## What is required
Only a number is required: how many lines of the material contain the word "contactLastName"?

Collected data entries
** Start **

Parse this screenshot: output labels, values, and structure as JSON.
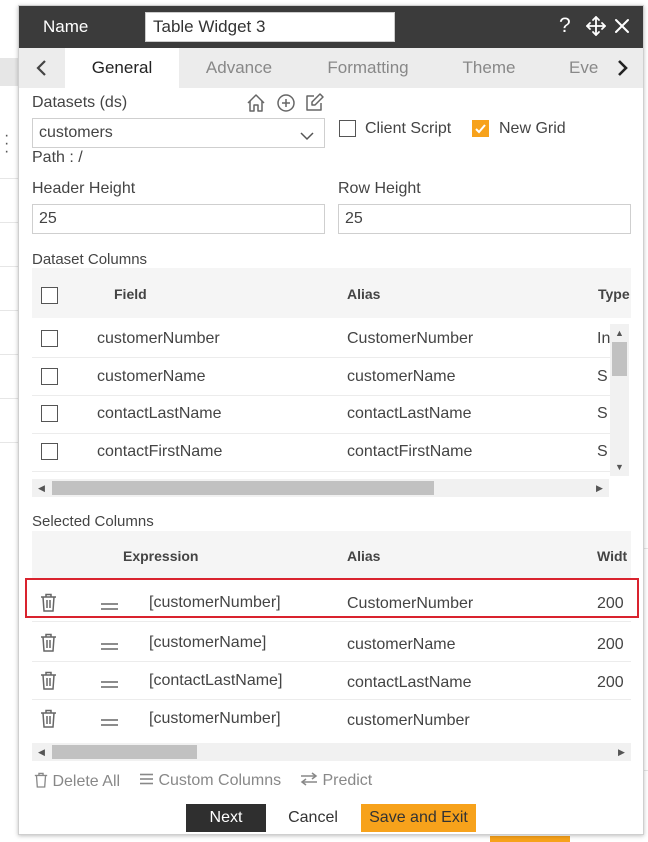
{
  "dialog": {
    "name_label": "Name",
    "name_value": "Table Widget 3",
    "icons": [
      "help-icon",
      "move-icon",
      "close-icon"
    ]
  },
  "tabs": [
    {
      "label": "General",
      "active": true
    },
    {
      "label": "Advance",
      "active": false
    },
    {
      "label": "Formatting",
      "active": false
    },
    {
      "label": "Theme",
      "active": false
    },
    {
      "label": "Eve",
      "active": false
    }
  ],
  "datasets": {
    "label": "Datasets (ds)",
    "selected": "customers",
    "path_label": "Path : /",
    "client_script_label": "Client Script",
    "client_script_checked": false,
    "new_grid_label": "New Grid",
    "new_grid_checked": true
  },
  "header_height": {
    "label": "Header Height",
    "value": "25"
  },
  "row_height": {
    "label": "Row Height",
    "value": "25"
  },
  "dataset_columns": {
    "title": "Dataset Columns",
    "headers": {
      "field": "Field",
      "alias": "Alias",
      "type": "Type"
    },
    "rows": [
      {
        "field": "customerNumber",
        "alias": "CustomerNumber",
        "type": "In"
      },
      {
        "field": "customerName",
        "alias": "customerName",
        "type": "S"
      },
      {
        "field": "contactLastName",
        "alias": "contactLastName",
        "type": "S"
      },
      {
        "field": "contactFirstName",
        "alias": "contactFirstName",
        "type": "S"
      }
    ]
  },
  "selected_columns": {
    "title": "Selected Columns",
    "headers": {
      "expression": "Expression",
      "alias": "Alias",
      "width": "Widt"
    },
    "rows": [
      {
        "expression": "[customerNumber]",
        "alias": "CustomerNumber",
        "width": "200"
      },
      {
        "expression": "[customerName]",
        "alias": "customerName",
        "width": "200"
      },
      {
        "expression": "[contactLastName]",
        "alias": "contactLastName",
        "width": "200"
      },
      {
        "expression": "[customerNumber]",
        "alias": "customerNumber",
        "width": ""
      }
    ]
  },
  "actions": {
    "delete_all": "Delete All",
    "custom_columns": "Custom Columns",
    "predict": "Predict"
  },
  "buttons": {
    "next": "Next",
    "cancel": "Cancel",
    "save_exit": "Save and Exit"
  },
  "colors": {
    "accent": "#f7a21b",
    "titlebar": "#3b3b3b",
    "highlight": "#d9232e"
  }
}
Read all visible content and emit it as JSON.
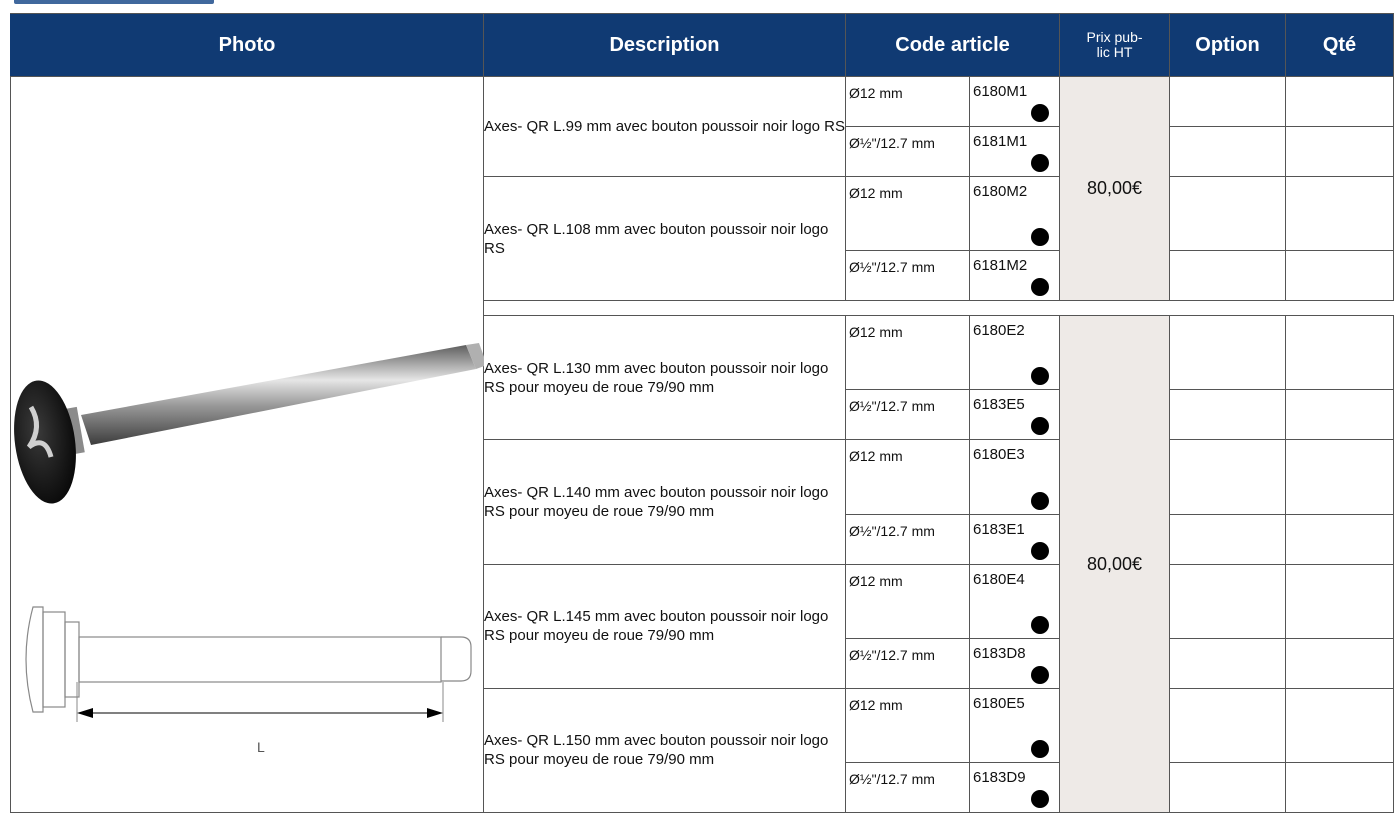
{
  "header": {
    "photo": "Photo",
    "description": "Description",
    "code_article": "Code article",
    "prix": "Prix pub-lic HT",
    "option": "Option",
    "qte": "Qté"
  },
  "drawing_label": "L",
  "group1": {
    "price": "80,00€",
    "items": [
      {
        "desc": "Axes- QR L.99 mm avec bouton poussoir noir logo RS",
        "variants": [
          {
            "dia": "Ø12 mm",
            "code": "6180M1"
          },
          {
            "dia": "Ø½\"/12.7 mm",
            "code": "6181M1"
          }
        ]
      },
      {
        "desc": "Axes- QR L.108 mm avec bouton poussoir noir logo RS",
        "variants": [
          {
            "dia": "Ø12 mm",
            "code": "6180M2"
          },
          {
            "dia": "Ø½\"/12.7 mm",
            "code": "6181M2"
          }
        ]
      }
    ]
  },
  "group2": {
    "price": "80,00€",
    "items": [
      {
        "desc": "Axes- QR L.130 mm avec bouton poussoir noir logo RS pour moyeu de roue 79/90 mm",
        "variants": [
          {
            "dia": "Ø12 mm",
            "code": "6180E2"
          },
          {
            "dia": "Ø½\"/12.7 mm",
            "code": "6183E5"
          }
        ]
      },
      {
        "desc": "Axes- QR L.140 mm avec bouton poussoir noir logo RS pour moyeu de roue 79/90 mm",
        "variants": [
          {
            "dia": "Ø12 mm",
            "code": "6180E3"
          },
          {
            "dia": "Ø½\"/12.7 mm",
            "code": "6183E1"
          }
        ]
      },
      {
        "desc": "Axes- QR L.145 mm avec bouton poussoir noir logo RS pour moyeu de roue 79/90 mm",
        "variants": [
          {
            "dia": "Ø12 mm",
            "code": "6180E4"
          },
          {
            "dia": "Ø½\"/12.7 mm",
            "code": "6183D8"
          }
        ]
      },
      {
        "desc": "Axes- QR L.150 mm avec bouton poussoir noir logo RS pour moyeu de roue 79/90 mm",
        "variants": [
          {
            "dia": "Ø12 mm",
            "code": "6180E5"
          },
          {
            "dia": "Ø½\"/12.7 mm",
            "code": "6183D9"
          }
        ]
      }
    ]
  },
  "colors": {
    "header_bg": "#103a73",
    "price_bg": "#eeeae7",
    "dot": "#000000"
  },
  "icons": [
    "axle-photo",
    "axle-drawing"
  ]
}
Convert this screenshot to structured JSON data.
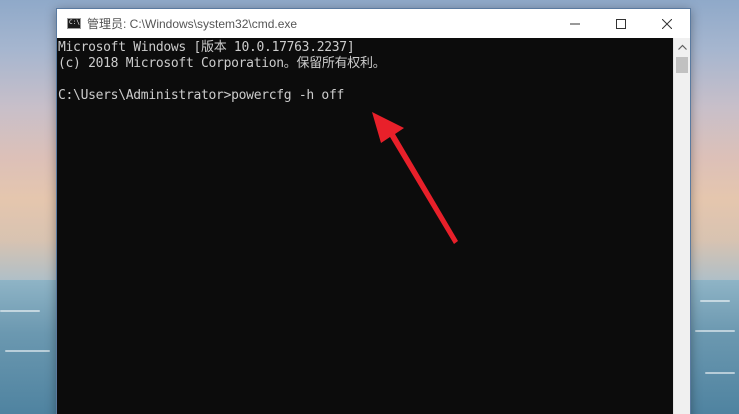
{
  "window": {
    "title": "管理员: C:\\Windows\\system32\\cmd.exe",
    "controls": {
      "minimize": "minimize-icon",
      "maximize": "maximize-icon",
      "close": "close-icon"
    }
  },
  "console": {
    "lines": [
      "Microsoft Windows [版本 10.0.17763.2237]",
      "(c) 2018 Microsoft Corporation。保留所有权利。",
      "",
      "C:\\Users\\Administrator>powercfg -h off"
    ]
  },
  "annotation": {
    "arrow_color": "#e8202a"
  },
  "colors": {
    "console_bg": "#0c0c0c",
    "console_fg": "#cccccc",
    "titlebar_bg": "#ffffff"
  }
}
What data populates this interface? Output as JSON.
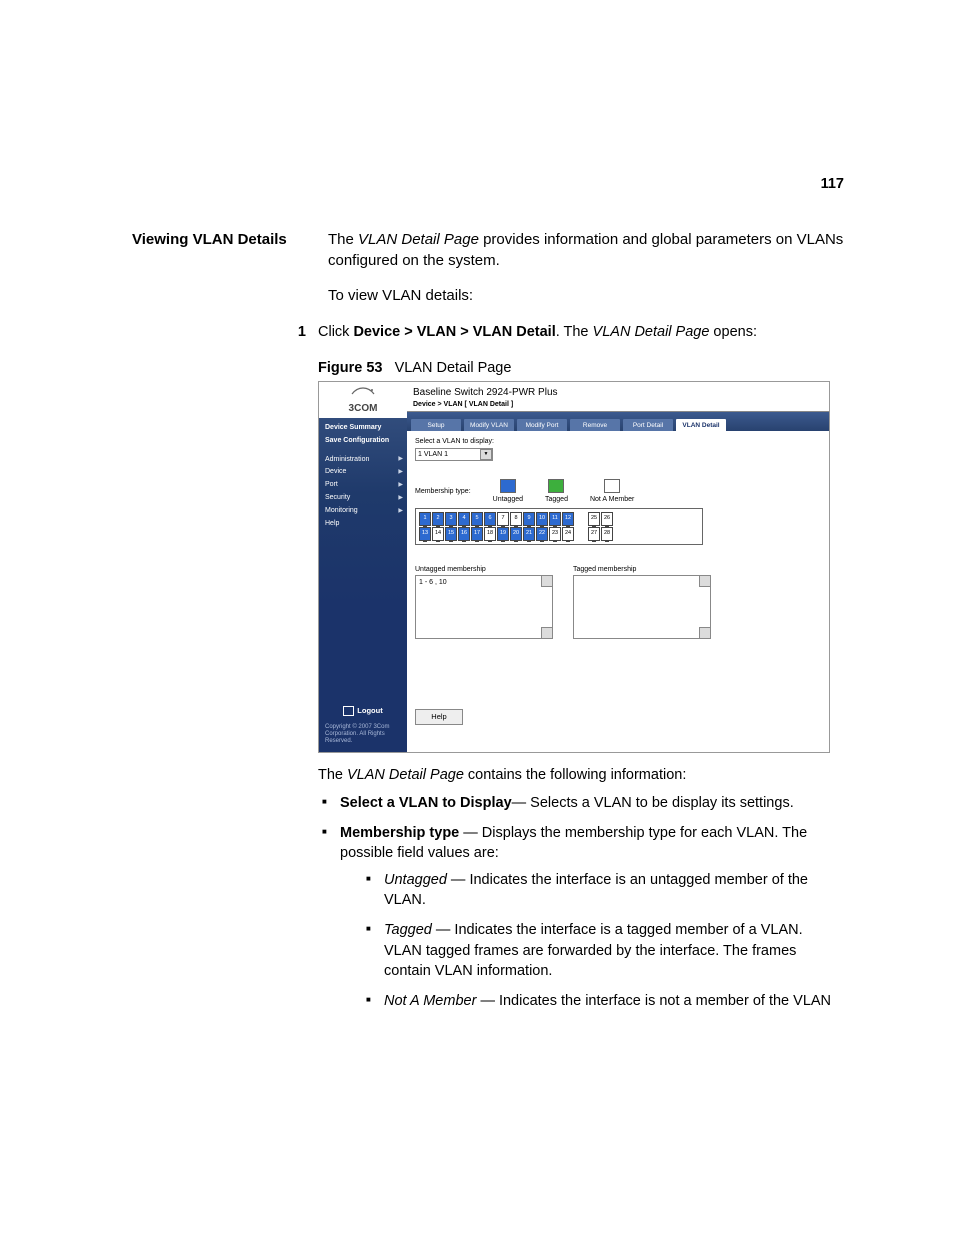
{
  "page_number": "117",
  "section_heading": "Viewing VLAN Details",
  "intro": {
    "sentence1_part1": "The ",
    "sentence1_em": "VLAN Detail Page",
    "sentence1_part2": " provides information and global parameters on VLANs configured on the system.",
    "sentence2": "To view VLAN details:"
  },
  "step": {
    "number": "1",
    "part1": "Click ",
    "bold": "Device > VLAN > VLAN Detail",
    "part2": ". The ",
    "em": "VLAN Detail Page",
    "part3": " opens:"
  },
  "figure": {
    "label": "Figure 53",
    "caption": "VLAN Detail Page"
  },
  "screenshot": {
    "logo_text": "3COM",
    "product_title": "Baseline Switch 2924-PWR Plus",
    "breadcrumb": "Device > VLAN [ VLAN Detail ]",
    "sidebar": {
      "top_links": [
        "Device Summary",
        "Save Configuration"
      ],
      "items": [
        "Administration",
        "Device",
        "Port",
        "Security",
        "Monitoring",
        "Help"
      ],
      "logout": "Logout",
      "copyright": "Copyright © 2007 3Com Corporation. All Rights Reserved."
    },
    "tabs": [
      "Setup",
      "Modify VLAN",
      "Modify Port",
      "Remove",
      "Port Detail",
      "VLAN Detail"
    ],
    "active_tab_index": 5,
    "select_label": "Select a VLAN to display:",
    "select_value": "1    VLAN 1",
    "membership_type_label": "Membership type:",
    "legend": {
      "untagged": "Untagged",
      "tagged": "Tagged",
      "not_member": "Not A Member"
    },
    "ports": {
      "row1": [
        {
          "n": "1",
          "s": "u"
        },
        {
          "n": "2",
          "s": "u"
        },
        {
          "n": "3",
          "s": "u"
        },
        {
          "n": "4",
          "s": "u"
        },
        {
          "n": "5",
          "s": "u"
        },
        {
          "n": "6",
          "s": "u"
        },
        {
          "n": "7",
          "s": "n"
        },
        {
          "n": "8",
          "s": "n"
        },
        {
          "n": "9",
          "s": "u"
        },
        {
          "n": "10",
          "s": "u"
        },
        {
          "n": "11",
          "s": "u"
        },
        {
          "n": "12",
          "s": "u"
        }
      ],
      "row2": [
        {
          "n": "13",
          "s": "u"
        },
        {
          "n": "14",
          "s": "n"
        },
        {
          "n": "15",
          "s": "u"
        },
        {
          "n": "16",
          "s": "u"
        },
        {
          "n": "17",
          "s": "u"
        },
        {
          "n": "18",
          "s": "n"
        },
        {
          "n": "19",
          "s": "u"
        },
        {
          "n": "20",
          "s": "u"
        },
        {
          "n": "21",
          "s": "u"
        },
        {
          "n": "22",
          "s": "u"
        },
        {
          "n": "23",
          "s": "n"
        },
        {
          "n": "24",
          "s": "n"
        }
      ],
      "extra": [
        {
          "n": "25",
          "s": "n"
        },
        {
          "n": "26",
          "s": "n"
        },
        {
          "n": "27",
          "s": "n"
        },
        {
          "n": "28",
          "s": "n"
        }
      ]
    },
    "untagged_membership_label": "Untagged membership",
    "untagged_membership_value": "1 - 6 , 10",
    "tagged_membership_label": "Tagged membership",
    "tagged_membership_value": "",
    "help_button": "Help"
  },
  "post_figure": {
    "sentence_part1": "The ",
    "sentence_em": "VLAN Detail Page",
    "sentence_part2": " contains the following information:"
  },
  "bullets": {
    "b1_bold": "Select a VLAN to Display",
    "b1_rest": "— Selects a VLAN to be display its settings.",
    "b2_bold": "Membership type ",
    "b2_rest": "— Displays the membership type for each VLAN. The possible field values are:",
    "sub": {
      "s1_em": "Untagged ",
      "s1_rest": "— Indicates the interface is an untagged member of the VLAN.",
      "s2_em": "Tagged ",
      "s2_rest": "— Indicates the interface is a tagged member of a VLAN. VLAN tagged frames are forwarded by the interface. The frames contain VLAN information.",
      "s3_em": "Not A Member ",
      "s3_rest": "— Indicates the interface is not a member of the VLAN"
    }
  }
}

** End **

## Task output
4